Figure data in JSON

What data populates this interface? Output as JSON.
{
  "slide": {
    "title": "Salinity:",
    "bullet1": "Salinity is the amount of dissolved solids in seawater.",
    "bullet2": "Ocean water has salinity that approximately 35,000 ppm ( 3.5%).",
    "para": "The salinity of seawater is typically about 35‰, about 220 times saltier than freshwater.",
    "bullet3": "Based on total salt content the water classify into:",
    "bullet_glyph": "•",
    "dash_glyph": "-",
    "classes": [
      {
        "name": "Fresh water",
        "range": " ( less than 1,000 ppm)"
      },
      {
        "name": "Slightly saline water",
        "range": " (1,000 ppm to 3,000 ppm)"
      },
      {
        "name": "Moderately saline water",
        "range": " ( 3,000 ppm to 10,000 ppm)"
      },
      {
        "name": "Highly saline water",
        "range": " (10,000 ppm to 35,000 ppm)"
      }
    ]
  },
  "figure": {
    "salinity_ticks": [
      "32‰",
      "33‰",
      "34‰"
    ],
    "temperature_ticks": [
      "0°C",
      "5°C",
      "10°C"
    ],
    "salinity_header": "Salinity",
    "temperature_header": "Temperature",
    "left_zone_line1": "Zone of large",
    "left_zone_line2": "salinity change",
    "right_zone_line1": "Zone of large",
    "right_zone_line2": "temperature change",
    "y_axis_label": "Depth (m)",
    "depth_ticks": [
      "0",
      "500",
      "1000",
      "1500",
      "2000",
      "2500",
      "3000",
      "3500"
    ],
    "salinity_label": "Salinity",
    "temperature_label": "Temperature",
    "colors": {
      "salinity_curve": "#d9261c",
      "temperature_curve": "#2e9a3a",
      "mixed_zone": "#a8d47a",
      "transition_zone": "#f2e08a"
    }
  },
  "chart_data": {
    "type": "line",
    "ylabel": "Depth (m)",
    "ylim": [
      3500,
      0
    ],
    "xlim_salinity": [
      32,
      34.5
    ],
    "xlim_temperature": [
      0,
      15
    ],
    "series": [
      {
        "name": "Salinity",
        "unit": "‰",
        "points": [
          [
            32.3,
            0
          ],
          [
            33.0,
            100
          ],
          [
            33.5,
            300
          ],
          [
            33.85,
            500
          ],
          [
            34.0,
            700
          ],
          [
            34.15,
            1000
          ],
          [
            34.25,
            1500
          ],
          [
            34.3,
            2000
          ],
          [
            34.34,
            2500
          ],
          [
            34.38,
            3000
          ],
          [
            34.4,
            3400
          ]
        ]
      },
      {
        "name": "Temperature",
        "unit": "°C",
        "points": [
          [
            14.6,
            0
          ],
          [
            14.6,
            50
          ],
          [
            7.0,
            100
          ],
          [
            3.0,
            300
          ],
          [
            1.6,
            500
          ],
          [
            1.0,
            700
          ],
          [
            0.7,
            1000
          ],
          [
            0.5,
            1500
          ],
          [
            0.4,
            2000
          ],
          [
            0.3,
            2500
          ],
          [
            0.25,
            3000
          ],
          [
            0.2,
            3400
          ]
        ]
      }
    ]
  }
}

**What is required:**
Scan the material above for the string "name" and return the lines that hold it.

**The output:**
        "name": "Fresh water",
        "name": "Slightly saline water",
        "name": "Moderately saline water",
        "name": "Highly saline water",
        "name": "Salinity",
        "name": "Temperature",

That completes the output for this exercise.